**Your instructions**. All lines holding the string "title" are to be shown.

**Rows**.
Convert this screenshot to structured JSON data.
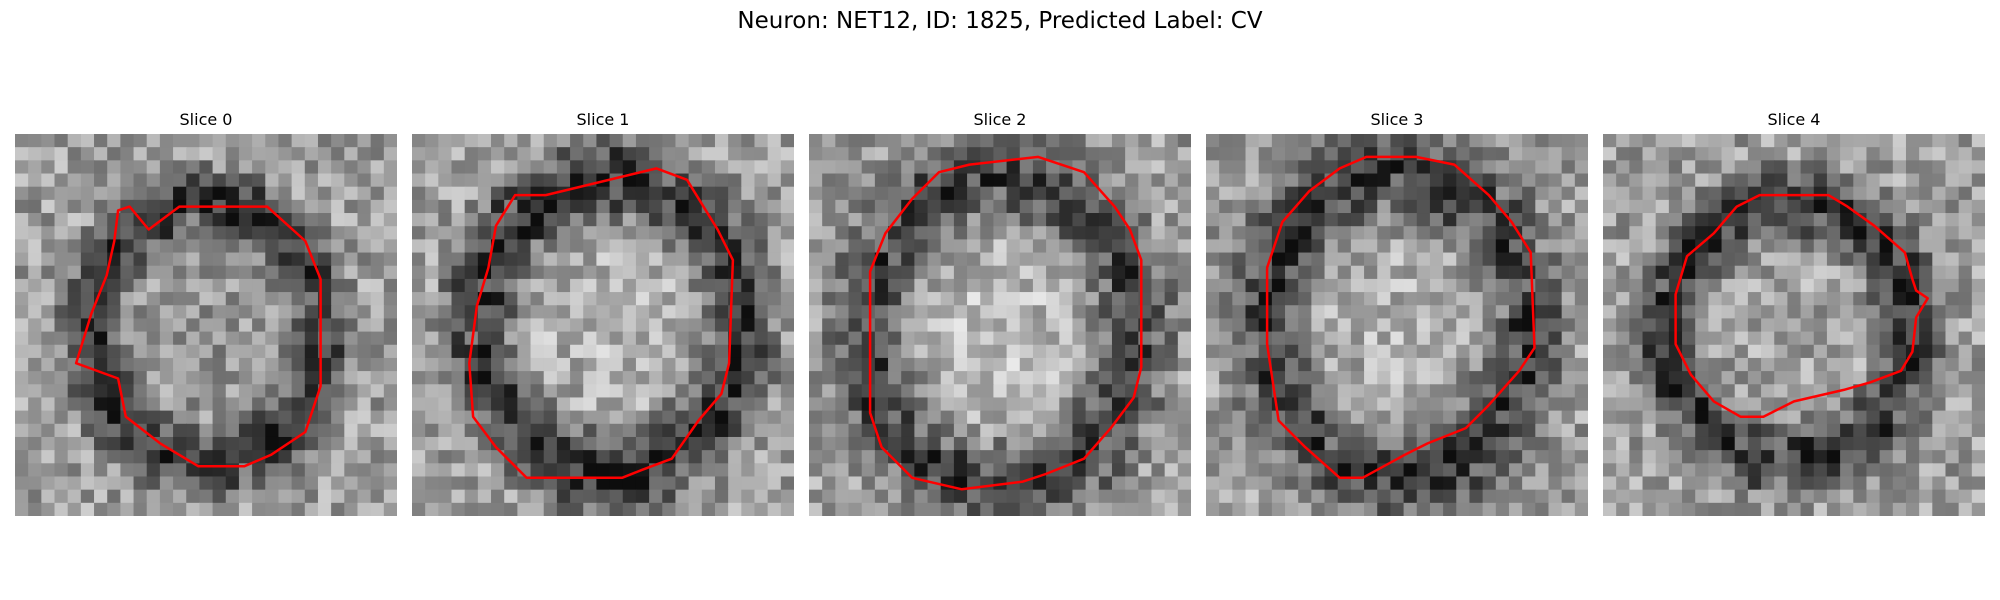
{
  "figure": {
    "title": "Neuron: NET12, ID: 1825, Predicted Label: CV"
  },
  "panels": [
    {
      "title": "Slice 0",
      "outline_color": "#ff0000"
    },
    {
      "title": "Slice 1",
      "outline_color": "#ff0000"
    },
    {
      "title": "Slice 2",
      "outline_color": "#ff0000"
    },
    {
      "title": "Slice 3",
      "outline_color": "#ff0000"
    },
    {
      "title": "Slice 4",
      "outline_color": "#ff0000"
    }
  ]
}
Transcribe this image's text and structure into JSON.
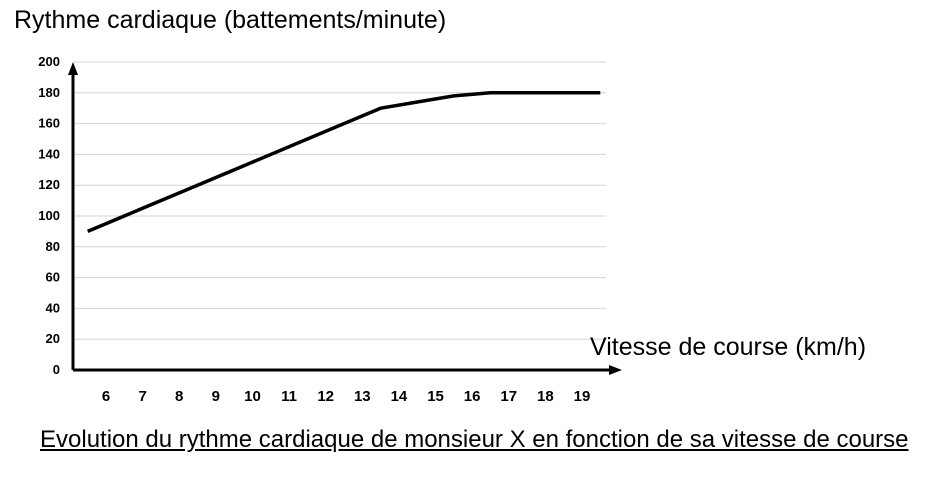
{
  "chart_data": {
    "type": "line",
    "title": "",
    "ylabel": "Rythme cardiaque (battements/minute)",
    "xlabel": "Vitesse de course (km/h)",
    "caption": "Evolution du rythme cardiaque de monsieur X en fonction de sa vitesse de course",
    "ylim": [
      0,
      200
    ],
    "yticks": [
      0,
      20,
      40,
      60,
      80,
      100,
      120,
      140,
      160,
      180,
      200
    ],
    "xticks": [
      6,
      7,
      8,
      9,
      10,
      11,
      12,
      13,
      14,
      15,
      16,
      17,
      18,
      19
    ],
    "grid": true,
    "series": [
      {
        "x": [
          5.5,
          7,
          8.5,
          10,
          11.5,
          13.5,
          15.5,
          16.5,
          17.5,
          19.5
        ],
        "y": [
          90,
          105,
          120,
          135,
          150,
          170,
          178,
          180,
          180,
          180
        ]
      }
    ]
  }
}
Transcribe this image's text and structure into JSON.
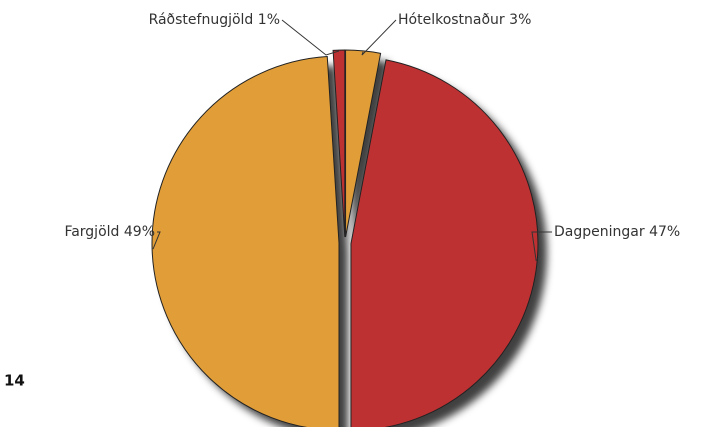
{
  "chart_data": {
    "type": "pie",
    "categories": [
      "Hótelkostnaður",
      "Dagpeningar",
      "Fargjöld",
      "Ráðstefnugjöld"
    ],
    "values": [
      3,
      47,
      49,
      1
    ],
    "value_labels": [
      "3%",
      "47%",
      "49%",
      "1%"
    ],
    "colors": [
      "#e19e38",
      "#be3133",
      "#e19e38",
      "#be3133"
    ]
  },
  "page_number": "14"
}
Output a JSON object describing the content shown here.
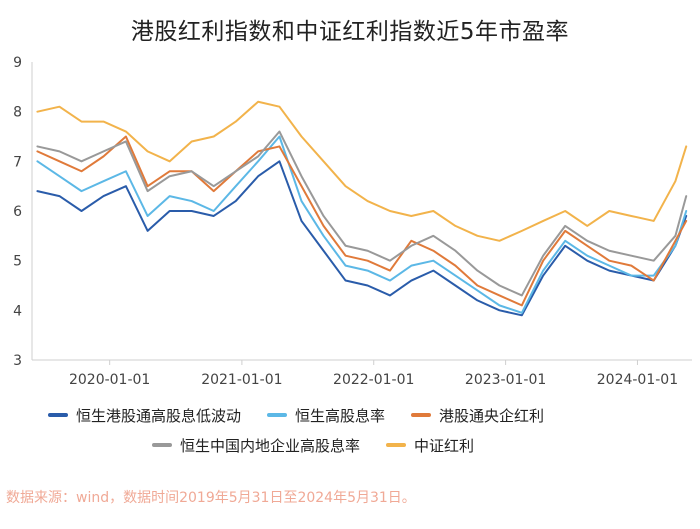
{
  "title": "港股红利指数和中证红利指数近5年市盈率",
  "source_note": "数据来源：wind，数据时间2019年5月31日至2024年5月31日。",
  "chart_data": {
    "type": "line",
    "title": "港股红利指数和中证红利指数近5年市盈率",
    "xlabel": "",
    "ylabel": "",
    "xlim": [
      "2019-05-31",
      "2024-05-31"
    ],
    "ylim": [
      3,
      9
    ],
    "y_ticks": [
      3,
      4,
      5,
      6,
      7,
      8,
      9
    ],
    "x_ticks": [
      "2020-01-01",
      "2021-01-01",
      "2022-01-01",
      "2023-01-01",
      "2024-01-01"
    ],
    "grid": false,
    "legend_position": "bottom",
    "x": [
      "2019-06",
      "2019-08",
      "2019-10",
      "2019-12",
      "2020-02",
      "2020-04",
      "2020-06",
      "2020-08",
      "2020-10",
      "2020-12",
      "2021-02",
      "2021-04",
      "2021-06",
      "2021-08",
      "2021-10",
      "2021-12",
      "2022-02",
      "2022-04",
      "2022-06",
      "2022-08",
      "2022-10",
      "2022-12",
      "2023-02",
      "2023-04",
      "2023-06",
      "2023-08",
      "2023-10",
      "2023-12",
      "2024-02",
      "2024-04",
      "2024-05"
    ],
    "series": [
      {
        "name": "恒生港股通高股息低波动",
        "color": "#2a5caa",
        "values": [
          6.4,
          6.3,
          6.0,
          6.3,
          6.5,
          5.6,
          6.0,
          6.0,
          5.9,
          6.2,
          6.7,
          7.0,
          5.8,
          5.2,
          4.6,
          4.5,
          4.3,
          4.6,
          4.8,
          4.5,
          4.2,
          4.0,
          3.9,
          4.7,
          5.3,
          5.0,
          4.8,
          4.7,
          4.6,
          5.3,
          5.9
        ]
      },
      {
        "name": "恒生高股息率",
        "color": "#5cb8e6",
        "values": [
          7.0,
          6.7,
          6.4,
          6.6,
          6.8,
          5.9,
          6.3,
          6.2,
          6.0,
          6.5,
          7.0,
          7.5,
          6.2,
          5.5,
          4.9,
          4.8,
          4.6,
          4.9,
          5.0,
          4.7,
          4.4,
          4.1,
          3.95,
          4.8,
          5.4,
          5.1,
          4.9,
          4.7,
          4.7,
          5.3,
          6.0
        ]
      },
      {
        "name": "港股通央企红利",
        "color": "#e07a3a",
        "values": [
          7.2,
          7.0,
          6.8,
          7.1,
          7.5,
          6.5,
          6.8,
          6.8,
          6.4,
          6.8,
          7.2,
          7.3,
          6.5,
          5.7,
          5.1,
          5.0,
          4.8,
          5.4,
          5.2,
          4.9,
          4.5,
          4.3,
          4.1,
          5.0,
          5.6,
          5.3,
          5.0,
          4.9,
          4.6,
          5.4,
          5.8
        ]
      },
      {
        "name": "恒生中国内地企业高股息率",
        "color": "#999999",
        "values": [
          7.3,
          7.2,
          7.0,
          7.2,
          7.4,
          6.4,
          6.7,
          6.8,
          6.5,
          6.8,
          7.1,
          7.6,
          6.7,
          5.9,
          5.3,
          5.2,
          5.0,
          5.3,
          5.5,
          5.2,
          4.8,
          4.5,
          4.3,
          5.1,
          5.7,
          5.4,
          5.2,
          5.1,
          5.0,
          5.5,
          6.3
        ]
      },
      {
        "name": "中证红利",
        "color": "#f2b34b",
        "values": [
          8.0,
          8.1,
          7.8,
          7.8,
          7.6,
          7.2,
          7.0,
          7.4,
          7.5,
          7.8,
          8.2,
          8.1,
          7.5,
          7.0,
          6.5,
          6.2,
          6.0,
          5.9,
          6.0,
          5.7,
          5.5,
          5.4,
          5.6,
          5.8,
          6.0,
          5.7,
          6.0,
          5.9,
          5.8,
          6.6,
          7.3
        ]
      }
    ]
  }
}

**Task response**.
    "title": "Neuron: NET12, ID: 1825, Predicted Label: CV"
      "title": "Slice 0",
      "title": "Slice 1",
      "title": "Slice 2",
      "title": "Slice 3",
      "title": "Slice 4",
    "title": "",
  "title": "港股红利指数和中证红利指数近5年市盈率",
    "title": "港股红利指数和中证红利指数近5年市盈率",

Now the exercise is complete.